Written problem: Using the records provided below, locate and copy each line that contains the word "Without".

Material:
■ ■ ■

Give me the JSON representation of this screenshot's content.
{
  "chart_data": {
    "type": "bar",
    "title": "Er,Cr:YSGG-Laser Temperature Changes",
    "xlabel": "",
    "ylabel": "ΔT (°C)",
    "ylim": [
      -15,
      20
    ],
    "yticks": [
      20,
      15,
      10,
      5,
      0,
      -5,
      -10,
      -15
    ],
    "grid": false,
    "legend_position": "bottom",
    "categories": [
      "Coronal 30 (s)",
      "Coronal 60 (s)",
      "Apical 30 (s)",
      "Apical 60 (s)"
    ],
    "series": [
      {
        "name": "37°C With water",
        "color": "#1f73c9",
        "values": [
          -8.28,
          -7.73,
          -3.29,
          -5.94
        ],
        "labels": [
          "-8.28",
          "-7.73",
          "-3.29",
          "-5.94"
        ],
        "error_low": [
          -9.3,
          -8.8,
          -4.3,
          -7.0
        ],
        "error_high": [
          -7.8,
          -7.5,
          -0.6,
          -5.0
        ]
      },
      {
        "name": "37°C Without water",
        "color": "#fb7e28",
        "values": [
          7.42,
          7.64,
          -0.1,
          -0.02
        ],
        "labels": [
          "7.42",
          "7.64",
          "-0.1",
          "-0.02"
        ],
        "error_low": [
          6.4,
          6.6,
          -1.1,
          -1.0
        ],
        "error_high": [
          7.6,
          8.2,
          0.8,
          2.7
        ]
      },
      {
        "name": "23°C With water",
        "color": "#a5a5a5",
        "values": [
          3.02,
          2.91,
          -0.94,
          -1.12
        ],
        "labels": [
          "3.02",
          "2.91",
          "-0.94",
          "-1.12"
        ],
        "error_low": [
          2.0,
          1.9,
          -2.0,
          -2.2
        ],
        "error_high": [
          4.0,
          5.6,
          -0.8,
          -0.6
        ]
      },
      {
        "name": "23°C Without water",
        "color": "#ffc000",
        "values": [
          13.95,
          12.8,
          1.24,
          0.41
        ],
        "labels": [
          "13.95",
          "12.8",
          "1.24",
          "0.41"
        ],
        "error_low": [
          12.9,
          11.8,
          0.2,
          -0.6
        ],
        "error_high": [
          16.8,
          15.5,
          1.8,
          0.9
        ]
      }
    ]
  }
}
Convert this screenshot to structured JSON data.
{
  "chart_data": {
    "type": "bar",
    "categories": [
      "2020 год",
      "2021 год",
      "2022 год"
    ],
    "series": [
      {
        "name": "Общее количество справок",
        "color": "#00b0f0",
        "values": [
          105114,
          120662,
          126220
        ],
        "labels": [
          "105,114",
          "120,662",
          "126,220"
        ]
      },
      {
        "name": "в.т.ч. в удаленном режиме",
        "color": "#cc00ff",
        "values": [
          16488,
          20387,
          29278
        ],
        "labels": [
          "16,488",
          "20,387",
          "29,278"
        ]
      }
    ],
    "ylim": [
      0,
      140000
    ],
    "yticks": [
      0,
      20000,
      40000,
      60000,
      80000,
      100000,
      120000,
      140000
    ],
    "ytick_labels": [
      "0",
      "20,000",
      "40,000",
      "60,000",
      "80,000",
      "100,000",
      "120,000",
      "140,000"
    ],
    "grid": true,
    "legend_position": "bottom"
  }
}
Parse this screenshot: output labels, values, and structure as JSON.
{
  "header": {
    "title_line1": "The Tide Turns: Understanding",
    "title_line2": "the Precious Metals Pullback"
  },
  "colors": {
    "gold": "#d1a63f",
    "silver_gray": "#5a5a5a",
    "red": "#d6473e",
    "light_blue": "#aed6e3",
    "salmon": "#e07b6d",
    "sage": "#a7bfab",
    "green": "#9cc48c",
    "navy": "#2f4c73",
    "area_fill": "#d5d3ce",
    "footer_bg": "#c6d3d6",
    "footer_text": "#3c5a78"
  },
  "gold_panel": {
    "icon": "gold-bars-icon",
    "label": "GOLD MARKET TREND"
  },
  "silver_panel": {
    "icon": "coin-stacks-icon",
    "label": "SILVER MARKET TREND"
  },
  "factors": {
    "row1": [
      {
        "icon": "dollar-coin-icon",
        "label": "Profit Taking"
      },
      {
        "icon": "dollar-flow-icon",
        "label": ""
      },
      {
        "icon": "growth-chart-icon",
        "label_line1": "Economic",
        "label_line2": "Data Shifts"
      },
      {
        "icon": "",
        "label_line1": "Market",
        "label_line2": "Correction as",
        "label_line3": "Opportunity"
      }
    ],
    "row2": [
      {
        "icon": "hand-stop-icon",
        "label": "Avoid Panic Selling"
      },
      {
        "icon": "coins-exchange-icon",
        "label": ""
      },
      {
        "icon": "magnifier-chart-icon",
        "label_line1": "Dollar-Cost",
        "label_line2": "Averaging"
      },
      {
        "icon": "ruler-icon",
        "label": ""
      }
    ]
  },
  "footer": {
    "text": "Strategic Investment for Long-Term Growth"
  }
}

■ ■ ■

Written reply:
        "name": "37°C Without water",
        "name": "23°C Without water",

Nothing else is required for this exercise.